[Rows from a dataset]
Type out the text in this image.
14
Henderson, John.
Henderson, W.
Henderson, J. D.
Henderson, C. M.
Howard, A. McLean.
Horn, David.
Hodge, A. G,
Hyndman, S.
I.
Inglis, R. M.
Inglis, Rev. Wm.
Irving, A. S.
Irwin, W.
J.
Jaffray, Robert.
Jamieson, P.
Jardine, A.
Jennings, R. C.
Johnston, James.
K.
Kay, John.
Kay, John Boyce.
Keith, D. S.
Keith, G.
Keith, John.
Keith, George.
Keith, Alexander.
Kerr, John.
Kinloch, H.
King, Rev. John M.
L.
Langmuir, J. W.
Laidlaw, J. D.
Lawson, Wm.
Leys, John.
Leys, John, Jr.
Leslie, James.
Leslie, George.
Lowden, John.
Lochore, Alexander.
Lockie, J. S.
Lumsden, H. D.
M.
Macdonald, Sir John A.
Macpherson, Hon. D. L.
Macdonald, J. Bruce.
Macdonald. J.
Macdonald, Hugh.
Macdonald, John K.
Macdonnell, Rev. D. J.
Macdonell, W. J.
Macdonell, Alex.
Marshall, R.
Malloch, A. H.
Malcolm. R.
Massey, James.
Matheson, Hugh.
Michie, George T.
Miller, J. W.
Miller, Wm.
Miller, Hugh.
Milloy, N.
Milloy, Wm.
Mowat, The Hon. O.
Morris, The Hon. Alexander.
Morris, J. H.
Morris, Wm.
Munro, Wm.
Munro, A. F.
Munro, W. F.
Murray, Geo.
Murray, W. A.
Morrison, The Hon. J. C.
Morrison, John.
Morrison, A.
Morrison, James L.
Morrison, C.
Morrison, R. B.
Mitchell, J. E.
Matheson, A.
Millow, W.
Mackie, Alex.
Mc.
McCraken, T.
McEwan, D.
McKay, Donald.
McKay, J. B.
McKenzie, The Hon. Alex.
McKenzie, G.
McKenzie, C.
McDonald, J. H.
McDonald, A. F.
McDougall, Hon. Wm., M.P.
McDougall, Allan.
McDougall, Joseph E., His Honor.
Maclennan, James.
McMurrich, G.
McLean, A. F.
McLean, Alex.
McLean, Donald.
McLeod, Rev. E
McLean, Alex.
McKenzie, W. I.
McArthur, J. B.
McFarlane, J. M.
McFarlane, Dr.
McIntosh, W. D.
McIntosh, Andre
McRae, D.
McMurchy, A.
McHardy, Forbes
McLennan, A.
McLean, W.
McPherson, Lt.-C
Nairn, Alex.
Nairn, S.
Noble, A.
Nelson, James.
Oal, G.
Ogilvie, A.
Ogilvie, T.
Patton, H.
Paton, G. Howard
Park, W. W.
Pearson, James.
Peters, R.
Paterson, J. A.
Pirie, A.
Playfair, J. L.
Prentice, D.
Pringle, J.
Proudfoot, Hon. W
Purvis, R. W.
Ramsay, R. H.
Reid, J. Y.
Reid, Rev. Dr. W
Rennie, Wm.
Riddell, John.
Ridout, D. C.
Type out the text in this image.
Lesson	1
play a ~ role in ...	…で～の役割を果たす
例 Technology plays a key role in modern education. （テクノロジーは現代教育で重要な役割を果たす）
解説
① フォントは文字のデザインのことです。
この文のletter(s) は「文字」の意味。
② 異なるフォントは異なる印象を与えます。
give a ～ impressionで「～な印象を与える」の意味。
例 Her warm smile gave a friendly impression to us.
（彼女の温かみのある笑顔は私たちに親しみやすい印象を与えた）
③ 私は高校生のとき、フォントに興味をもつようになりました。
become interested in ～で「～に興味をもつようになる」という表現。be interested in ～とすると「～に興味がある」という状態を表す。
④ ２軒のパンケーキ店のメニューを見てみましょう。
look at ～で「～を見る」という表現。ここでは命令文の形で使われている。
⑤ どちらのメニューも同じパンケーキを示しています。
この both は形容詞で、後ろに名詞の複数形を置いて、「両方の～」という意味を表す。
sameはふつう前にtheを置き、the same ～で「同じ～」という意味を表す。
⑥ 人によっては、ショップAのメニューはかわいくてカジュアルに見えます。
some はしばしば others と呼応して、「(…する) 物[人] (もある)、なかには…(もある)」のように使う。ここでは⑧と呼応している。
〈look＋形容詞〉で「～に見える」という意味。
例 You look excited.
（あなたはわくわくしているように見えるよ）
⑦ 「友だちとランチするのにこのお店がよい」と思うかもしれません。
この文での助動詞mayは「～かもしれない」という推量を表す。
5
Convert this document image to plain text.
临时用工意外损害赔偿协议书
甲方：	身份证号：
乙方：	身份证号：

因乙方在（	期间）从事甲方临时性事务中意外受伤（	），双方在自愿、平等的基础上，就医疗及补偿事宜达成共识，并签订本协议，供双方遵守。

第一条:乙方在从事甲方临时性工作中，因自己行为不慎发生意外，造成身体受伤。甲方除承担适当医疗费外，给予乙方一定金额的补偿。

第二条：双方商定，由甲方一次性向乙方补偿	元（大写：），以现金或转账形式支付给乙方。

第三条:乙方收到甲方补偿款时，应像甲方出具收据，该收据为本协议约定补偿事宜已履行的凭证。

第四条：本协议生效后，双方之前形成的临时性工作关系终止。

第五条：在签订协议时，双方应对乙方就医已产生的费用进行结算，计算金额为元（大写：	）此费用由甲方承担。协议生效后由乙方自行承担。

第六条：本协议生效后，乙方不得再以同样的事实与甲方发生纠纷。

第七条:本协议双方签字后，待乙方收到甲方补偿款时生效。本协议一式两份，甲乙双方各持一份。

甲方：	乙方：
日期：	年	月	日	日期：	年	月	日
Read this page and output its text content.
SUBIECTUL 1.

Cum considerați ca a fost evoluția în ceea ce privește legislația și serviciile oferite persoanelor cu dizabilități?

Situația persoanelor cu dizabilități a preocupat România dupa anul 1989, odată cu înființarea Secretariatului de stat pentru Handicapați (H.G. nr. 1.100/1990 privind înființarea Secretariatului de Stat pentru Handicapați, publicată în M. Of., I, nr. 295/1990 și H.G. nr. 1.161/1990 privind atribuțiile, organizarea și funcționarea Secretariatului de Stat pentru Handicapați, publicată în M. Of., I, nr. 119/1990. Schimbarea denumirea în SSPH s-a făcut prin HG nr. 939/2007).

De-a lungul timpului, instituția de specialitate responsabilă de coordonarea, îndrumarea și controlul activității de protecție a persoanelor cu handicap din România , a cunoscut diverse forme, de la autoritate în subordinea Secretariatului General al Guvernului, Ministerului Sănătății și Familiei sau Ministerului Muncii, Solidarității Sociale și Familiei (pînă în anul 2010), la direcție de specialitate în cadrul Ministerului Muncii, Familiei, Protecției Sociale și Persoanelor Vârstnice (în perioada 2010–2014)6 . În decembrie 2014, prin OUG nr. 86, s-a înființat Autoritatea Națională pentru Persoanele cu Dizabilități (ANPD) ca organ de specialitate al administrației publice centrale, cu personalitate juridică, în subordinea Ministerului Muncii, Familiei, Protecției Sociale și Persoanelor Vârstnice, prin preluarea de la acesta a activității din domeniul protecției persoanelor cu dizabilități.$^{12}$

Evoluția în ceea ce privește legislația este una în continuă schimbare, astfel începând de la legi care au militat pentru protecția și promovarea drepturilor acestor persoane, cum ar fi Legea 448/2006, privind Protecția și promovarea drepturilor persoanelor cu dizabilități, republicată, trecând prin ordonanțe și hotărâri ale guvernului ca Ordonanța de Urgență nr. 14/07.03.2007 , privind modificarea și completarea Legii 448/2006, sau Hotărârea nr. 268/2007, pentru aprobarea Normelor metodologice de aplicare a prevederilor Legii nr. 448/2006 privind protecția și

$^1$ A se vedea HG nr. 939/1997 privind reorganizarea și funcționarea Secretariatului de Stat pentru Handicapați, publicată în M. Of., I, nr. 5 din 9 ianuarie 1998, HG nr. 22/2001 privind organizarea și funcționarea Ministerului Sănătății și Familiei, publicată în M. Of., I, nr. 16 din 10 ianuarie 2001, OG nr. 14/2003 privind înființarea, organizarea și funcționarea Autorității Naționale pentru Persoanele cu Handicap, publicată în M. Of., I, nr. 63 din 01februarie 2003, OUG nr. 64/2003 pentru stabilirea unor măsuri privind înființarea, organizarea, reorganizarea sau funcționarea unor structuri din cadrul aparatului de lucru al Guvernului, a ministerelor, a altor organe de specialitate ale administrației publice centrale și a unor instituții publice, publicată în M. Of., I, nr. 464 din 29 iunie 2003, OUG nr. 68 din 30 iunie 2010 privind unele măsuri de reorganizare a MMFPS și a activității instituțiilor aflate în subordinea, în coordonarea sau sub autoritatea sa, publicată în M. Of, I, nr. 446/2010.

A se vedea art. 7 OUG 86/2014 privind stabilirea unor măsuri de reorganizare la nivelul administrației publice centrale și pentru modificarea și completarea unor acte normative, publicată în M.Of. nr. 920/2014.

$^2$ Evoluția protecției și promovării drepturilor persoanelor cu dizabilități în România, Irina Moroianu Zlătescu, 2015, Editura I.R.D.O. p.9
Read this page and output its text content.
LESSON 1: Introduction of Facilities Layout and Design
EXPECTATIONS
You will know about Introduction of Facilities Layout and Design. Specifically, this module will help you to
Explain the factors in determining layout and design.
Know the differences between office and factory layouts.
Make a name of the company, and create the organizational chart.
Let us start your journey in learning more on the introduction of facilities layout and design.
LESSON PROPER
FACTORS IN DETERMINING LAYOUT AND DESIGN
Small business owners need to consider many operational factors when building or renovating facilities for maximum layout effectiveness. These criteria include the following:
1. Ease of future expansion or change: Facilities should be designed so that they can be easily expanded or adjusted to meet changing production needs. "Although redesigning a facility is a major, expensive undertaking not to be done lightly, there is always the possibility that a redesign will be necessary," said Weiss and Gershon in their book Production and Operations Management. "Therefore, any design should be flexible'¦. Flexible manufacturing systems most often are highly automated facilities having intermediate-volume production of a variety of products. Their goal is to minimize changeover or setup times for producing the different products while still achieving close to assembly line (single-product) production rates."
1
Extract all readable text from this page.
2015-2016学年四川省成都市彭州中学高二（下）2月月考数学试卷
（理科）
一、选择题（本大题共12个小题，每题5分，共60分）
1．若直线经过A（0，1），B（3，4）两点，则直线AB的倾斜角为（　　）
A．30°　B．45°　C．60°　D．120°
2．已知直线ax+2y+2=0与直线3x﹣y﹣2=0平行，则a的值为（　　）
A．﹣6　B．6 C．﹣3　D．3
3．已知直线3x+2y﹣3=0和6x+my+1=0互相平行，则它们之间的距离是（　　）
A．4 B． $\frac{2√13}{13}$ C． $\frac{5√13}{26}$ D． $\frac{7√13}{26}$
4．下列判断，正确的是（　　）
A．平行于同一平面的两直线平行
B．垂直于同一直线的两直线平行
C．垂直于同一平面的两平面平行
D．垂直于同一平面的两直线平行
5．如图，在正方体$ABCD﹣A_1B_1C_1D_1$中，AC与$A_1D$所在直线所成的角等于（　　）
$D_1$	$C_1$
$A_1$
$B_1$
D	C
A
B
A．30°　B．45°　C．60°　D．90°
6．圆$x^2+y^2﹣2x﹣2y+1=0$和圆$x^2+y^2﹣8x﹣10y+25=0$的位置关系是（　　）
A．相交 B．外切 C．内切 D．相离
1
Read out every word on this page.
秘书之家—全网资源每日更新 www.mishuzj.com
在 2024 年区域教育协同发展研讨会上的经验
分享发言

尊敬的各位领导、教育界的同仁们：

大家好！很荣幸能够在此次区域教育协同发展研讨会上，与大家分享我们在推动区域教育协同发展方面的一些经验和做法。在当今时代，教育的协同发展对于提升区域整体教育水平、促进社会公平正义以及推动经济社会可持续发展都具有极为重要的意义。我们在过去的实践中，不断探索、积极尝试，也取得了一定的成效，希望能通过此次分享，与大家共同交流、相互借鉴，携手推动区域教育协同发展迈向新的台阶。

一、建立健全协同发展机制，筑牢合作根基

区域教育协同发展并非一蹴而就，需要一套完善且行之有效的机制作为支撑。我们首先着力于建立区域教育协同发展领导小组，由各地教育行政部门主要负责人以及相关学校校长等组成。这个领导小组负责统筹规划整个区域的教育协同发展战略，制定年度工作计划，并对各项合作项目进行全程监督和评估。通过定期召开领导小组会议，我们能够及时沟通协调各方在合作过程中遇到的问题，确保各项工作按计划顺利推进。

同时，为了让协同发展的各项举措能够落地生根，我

▶ _Set task_
Set down, word for word, only the lines running from the line with "Extract all readable text from this page." to the last line of the listing above. Both of those lines belong in your answer.

▶ _Task solution_
Extract all readable text from this page.
2015-2016学年四川省成都市彭州中学高二（下）2月月考数学试卷
（理科）
一、选择题（本大题共12个小题，每题5分，共60分）
1．若直线经过A（0，1），B（3，4）两点，则直线AB的倾斜角为（　　）
A．30°　B．45°　C．60°　D．120°
2．已知直线ax+2y+2=0与直线3x﹣y﹣2=0平行，则a的值为（　　）
A．﹣6　B．6 C．﹣3　D．3
3．已知直线3x+2y﹣3=0和6x+my+1=0互相平行，则它们之间的距离是（　　）
A．4 B． $\frac{2√13}{13}$ C． $\frac{5√13}{26}$ D． $\frac{7√13}{26}$
4．下列判断，正确的是（　　）
A．平行于同一平面的两直线平行
B．垂直于同一直线的两直线平行
C．垂直于同一平面的两平面平行
D．垂直于同一平面的两直线平行
5．如图，在正方体$ABCD﹣A_1B_1C_1D_1$中，AC与$A_1D$所在直线所成的角等于（　　）
$D_1$	$C_1$
$A_1$
$B_1$
D	C
A
B
A．30°　B．45°　C．60°　D．90°
6．圆$x^2+y^2﹣2x﹣2y+1=0$和圆$x^2+y^2﹣8x﹣10y+25=0$的位置关系是（　　）
A．相交 B．外切 C．内切 D．相离
1
Read out every word on this page.
秘书之家—全网资源每日更新 www.mishuzj.com
在 2024 年区域教育协同发展研讨会上的经验
分享发言

尊敬的各位领导、教育界的同仁们：

大家好！很荣幸能够在此次区域教育协同发展研讨会上，与大家分享我们在推动区域教育协同发展方面的一些经验和做法。在当今时代，教育的协同发展对于提升区域整体教育水平、促进社会公平正义以及推动经济社会可持续发展都具有极为重要的意义。我们在过去的实践中，不断探索、积极尝试，也取得了一定的成效，希望能通过此次分享，与大家共同交流、相互借鉴，携手推动区域教育协同发展迈向新的台阶。

一、建立健全协同发展机制，筑牢合作根基

区域教育协同发展并非一蹴而就，需要一套完善且行之有效的机制作为支撑。我们首先着力于建立区域教育协同发展领导小组，由各地教育行政部门主要负责人以及相关学校校长等组成。这个领导小组负责统筹规划整个区域的教育协同发展战略，制定年度工作计划，并对各项合作项目进行全程监督和评估。通过定期召开领导小组会议，我们能够及时沟通协调各方在合作过程中遇到的问题，确保各项工作按计划顺利推进。

同时，为了让协同发展的各项举措能够落地生根，我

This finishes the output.